*Exercises*:
a: Print everything in the passage on community leadership from "Shifting Power, Advancing" down to "shape the future.".
b: In the passage on community leadership, where was the mother's beauty salon located?

*Source text*:
- - -

At the event, I talked about my first experience with community leadership. It was in my mother's hair salon, in our first apartment in Chelsea, Massachusetts, where my mother, perhaps unknowingly, became a community organizer. As I said then, "Her beauty salon, nestled in our living room, was more than just a place for glamorous hairstyles and conversations. It was where powerful immigrant women who were heads of households came together to create something remarkable: a micro-lending circle. This was not just about timely resources; it was about trust. It was about change, and it was about bringing together a community to catalyze and actualize their power." 

Shifting Power, Advancing Justice also reflects the full dimensions of our Pathway work. I am honored to have been able to bring my community advocacy experience to TBF, to craft a body of work shaped through community conversation that amplifies the voices and work of leaders with lived experience and real connections and supports their impact and power to shape the future.

- - -

*Information supplied*:
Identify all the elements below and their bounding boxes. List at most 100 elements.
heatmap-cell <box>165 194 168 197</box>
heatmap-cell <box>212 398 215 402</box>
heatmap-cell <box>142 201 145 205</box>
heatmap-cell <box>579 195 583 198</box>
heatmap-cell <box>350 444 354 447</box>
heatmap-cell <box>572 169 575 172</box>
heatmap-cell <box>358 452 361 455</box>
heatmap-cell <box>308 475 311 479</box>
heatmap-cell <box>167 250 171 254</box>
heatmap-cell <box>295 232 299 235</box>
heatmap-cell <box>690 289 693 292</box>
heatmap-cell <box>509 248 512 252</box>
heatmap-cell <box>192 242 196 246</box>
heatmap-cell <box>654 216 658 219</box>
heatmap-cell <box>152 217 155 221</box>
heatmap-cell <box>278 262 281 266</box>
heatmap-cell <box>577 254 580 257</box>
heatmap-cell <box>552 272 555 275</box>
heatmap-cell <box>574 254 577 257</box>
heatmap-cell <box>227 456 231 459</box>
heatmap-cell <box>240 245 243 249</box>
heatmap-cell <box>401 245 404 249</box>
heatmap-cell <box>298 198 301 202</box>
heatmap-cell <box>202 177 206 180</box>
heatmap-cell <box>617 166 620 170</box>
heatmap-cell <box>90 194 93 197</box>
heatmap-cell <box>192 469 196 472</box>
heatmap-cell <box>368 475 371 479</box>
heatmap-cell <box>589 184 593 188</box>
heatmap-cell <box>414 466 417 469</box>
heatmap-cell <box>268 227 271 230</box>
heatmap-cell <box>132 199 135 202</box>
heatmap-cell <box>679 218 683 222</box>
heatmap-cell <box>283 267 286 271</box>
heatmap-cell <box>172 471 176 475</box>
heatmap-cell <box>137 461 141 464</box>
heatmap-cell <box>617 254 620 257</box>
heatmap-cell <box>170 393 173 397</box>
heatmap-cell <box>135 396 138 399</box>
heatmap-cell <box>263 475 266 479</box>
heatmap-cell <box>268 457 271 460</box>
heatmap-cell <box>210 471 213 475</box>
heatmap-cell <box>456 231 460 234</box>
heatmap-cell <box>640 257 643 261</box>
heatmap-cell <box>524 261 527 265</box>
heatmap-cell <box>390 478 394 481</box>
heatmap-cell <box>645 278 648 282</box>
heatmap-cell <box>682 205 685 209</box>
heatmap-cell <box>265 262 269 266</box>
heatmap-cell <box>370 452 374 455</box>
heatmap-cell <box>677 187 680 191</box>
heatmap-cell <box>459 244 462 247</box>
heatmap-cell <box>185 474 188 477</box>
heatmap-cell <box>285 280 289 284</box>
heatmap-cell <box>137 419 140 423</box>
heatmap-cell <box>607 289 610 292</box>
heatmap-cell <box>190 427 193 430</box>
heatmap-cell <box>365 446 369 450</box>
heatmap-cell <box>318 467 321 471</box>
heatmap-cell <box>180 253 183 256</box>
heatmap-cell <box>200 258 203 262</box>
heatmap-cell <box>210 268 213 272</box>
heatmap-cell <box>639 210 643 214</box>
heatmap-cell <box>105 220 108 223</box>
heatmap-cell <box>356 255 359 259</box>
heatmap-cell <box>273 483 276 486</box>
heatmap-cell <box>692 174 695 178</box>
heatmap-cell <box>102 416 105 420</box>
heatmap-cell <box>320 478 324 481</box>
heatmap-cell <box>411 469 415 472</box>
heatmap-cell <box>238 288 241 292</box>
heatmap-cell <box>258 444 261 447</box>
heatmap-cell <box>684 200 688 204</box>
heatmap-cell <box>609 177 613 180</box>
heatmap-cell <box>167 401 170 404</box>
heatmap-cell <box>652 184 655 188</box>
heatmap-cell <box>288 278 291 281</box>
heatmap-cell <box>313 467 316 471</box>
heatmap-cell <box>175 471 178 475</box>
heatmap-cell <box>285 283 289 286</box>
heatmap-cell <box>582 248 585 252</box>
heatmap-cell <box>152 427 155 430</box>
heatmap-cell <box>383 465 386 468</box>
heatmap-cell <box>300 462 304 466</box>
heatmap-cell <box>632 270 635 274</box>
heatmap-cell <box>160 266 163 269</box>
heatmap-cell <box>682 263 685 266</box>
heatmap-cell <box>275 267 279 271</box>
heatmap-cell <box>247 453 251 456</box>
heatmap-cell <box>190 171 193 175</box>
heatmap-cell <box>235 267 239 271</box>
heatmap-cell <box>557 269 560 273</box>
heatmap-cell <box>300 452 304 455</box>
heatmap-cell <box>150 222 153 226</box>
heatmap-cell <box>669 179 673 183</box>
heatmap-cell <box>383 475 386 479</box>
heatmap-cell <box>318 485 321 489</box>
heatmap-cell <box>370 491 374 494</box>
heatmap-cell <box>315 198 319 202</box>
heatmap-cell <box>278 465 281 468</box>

- - -

*Responses to the tasks*:
a:
Shifting Power, Advancing Justice also reflects the full dimensions of our Pathway work. I am honored to have been able to bring my community advocacy experience to TBF, to craft a body of work shaped through community conversation that amplifies the voices and work of leaders with lived experience and real connections and supports their impact and power to shape the future.

b: In the living room of the first apartment in Chelsea, Massachusetts.